--- BEGIN ---

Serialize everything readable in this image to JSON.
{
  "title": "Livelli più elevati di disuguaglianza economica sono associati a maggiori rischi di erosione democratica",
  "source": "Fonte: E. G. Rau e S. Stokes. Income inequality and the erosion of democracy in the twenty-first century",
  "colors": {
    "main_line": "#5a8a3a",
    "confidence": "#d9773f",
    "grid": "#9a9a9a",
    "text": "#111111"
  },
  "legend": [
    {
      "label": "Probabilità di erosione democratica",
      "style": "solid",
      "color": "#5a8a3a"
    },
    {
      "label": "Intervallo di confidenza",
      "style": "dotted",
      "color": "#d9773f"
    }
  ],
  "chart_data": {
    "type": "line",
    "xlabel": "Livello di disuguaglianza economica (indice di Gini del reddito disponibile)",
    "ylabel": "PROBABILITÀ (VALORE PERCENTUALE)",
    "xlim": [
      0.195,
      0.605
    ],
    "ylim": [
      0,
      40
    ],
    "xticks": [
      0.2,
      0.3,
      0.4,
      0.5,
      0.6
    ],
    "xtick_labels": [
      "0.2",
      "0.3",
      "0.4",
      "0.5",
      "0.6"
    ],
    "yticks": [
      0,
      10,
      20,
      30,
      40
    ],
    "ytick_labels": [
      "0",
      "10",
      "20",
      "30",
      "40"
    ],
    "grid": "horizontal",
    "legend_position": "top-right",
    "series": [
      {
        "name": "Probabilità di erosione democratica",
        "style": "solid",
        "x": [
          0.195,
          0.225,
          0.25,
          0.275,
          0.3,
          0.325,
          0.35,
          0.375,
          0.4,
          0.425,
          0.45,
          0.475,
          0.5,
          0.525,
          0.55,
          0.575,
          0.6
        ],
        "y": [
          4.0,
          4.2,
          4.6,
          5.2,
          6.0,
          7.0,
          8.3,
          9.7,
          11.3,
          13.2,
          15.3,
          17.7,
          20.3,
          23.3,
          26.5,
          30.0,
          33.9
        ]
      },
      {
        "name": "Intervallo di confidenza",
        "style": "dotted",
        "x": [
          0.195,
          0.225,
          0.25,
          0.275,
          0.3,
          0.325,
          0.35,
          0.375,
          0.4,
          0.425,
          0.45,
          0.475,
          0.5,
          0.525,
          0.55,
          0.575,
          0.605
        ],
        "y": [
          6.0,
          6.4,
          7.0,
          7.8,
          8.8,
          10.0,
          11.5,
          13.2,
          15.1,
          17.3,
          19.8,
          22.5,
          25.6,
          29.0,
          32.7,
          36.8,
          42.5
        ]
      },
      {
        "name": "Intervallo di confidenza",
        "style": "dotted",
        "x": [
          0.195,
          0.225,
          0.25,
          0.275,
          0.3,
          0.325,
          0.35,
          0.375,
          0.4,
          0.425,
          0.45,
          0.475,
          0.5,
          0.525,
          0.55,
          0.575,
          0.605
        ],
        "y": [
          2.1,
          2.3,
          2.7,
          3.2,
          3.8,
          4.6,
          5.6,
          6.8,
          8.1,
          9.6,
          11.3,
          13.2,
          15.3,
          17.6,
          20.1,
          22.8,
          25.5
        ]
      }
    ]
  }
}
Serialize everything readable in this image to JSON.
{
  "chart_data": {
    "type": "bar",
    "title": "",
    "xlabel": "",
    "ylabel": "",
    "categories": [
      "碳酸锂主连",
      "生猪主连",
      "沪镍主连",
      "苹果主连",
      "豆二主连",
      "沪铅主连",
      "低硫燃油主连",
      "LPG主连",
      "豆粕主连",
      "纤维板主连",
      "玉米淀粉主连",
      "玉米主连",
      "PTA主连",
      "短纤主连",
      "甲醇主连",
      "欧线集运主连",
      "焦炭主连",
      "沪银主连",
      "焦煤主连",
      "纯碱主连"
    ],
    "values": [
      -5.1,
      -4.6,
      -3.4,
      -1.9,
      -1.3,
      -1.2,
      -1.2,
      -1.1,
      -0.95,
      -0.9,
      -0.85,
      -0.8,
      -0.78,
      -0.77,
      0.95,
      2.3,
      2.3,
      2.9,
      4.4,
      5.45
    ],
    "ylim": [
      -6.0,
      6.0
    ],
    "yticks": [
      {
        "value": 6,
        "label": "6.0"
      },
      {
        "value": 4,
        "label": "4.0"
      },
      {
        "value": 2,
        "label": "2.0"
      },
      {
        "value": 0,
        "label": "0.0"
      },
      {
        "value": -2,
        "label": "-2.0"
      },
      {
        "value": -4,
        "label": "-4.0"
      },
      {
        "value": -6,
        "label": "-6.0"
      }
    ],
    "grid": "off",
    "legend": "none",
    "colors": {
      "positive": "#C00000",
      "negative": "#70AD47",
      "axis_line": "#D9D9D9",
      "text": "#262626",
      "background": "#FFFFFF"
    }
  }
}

--- END ---

- [Work instructions]:
Copy out all lines where the word "ylabel" appears.

- [Expected answer]:
    "ylabel": "PROBABILITÀ (VALORE PERCENTUALE)",
    "ylabel": "",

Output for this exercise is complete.